Spot each line that carries the word "Magnésium"; copy those lines.

----------

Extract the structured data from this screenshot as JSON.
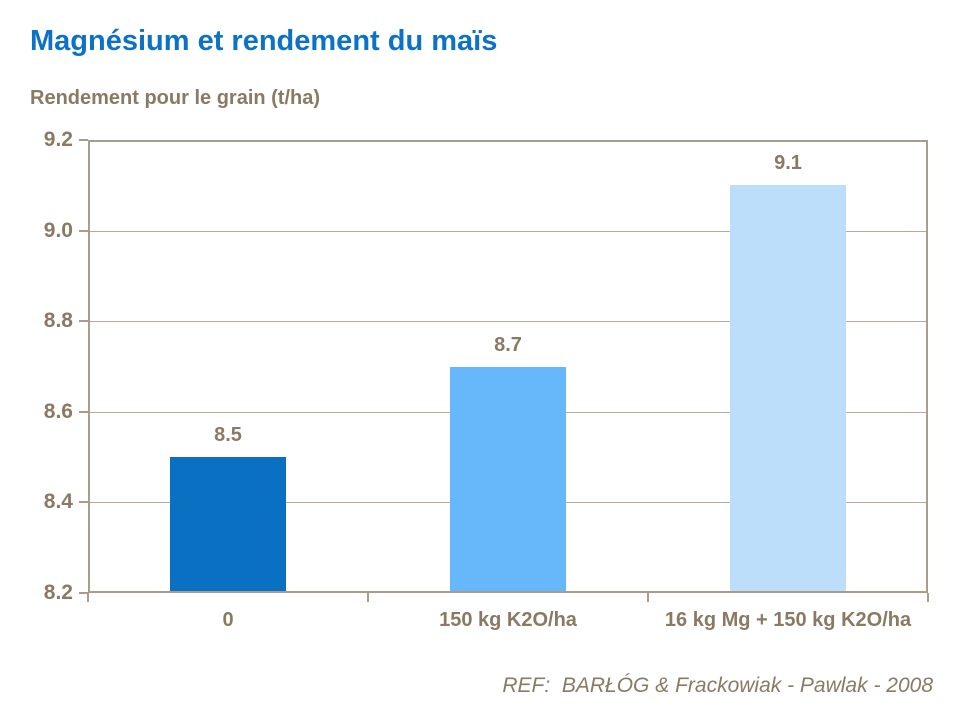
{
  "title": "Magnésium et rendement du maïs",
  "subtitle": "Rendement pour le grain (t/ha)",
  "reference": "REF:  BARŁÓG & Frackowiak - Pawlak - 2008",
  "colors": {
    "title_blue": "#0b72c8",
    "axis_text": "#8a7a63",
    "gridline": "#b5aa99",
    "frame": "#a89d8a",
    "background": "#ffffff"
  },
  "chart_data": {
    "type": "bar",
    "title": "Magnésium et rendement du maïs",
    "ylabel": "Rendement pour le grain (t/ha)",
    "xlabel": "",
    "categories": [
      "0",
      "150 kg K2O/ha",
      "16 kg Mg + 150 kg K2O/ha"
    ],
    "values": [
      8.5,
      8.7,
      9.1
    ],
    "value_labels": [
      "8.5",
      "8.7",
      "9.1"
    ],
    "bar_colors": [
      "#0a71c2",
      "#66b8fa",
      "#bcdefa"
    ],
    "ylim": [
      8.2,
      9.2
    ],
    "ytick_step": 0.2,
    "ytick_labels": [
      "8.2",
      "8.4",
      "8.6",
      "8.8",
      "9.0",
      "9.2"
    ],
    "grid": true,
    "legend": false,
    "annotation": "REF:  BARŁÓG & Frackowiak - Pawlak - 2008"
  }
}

----------

» **Reply**
  "title": "Magnésium et rendement du maïs",
    "title": "Magnésium et rendement du maïs",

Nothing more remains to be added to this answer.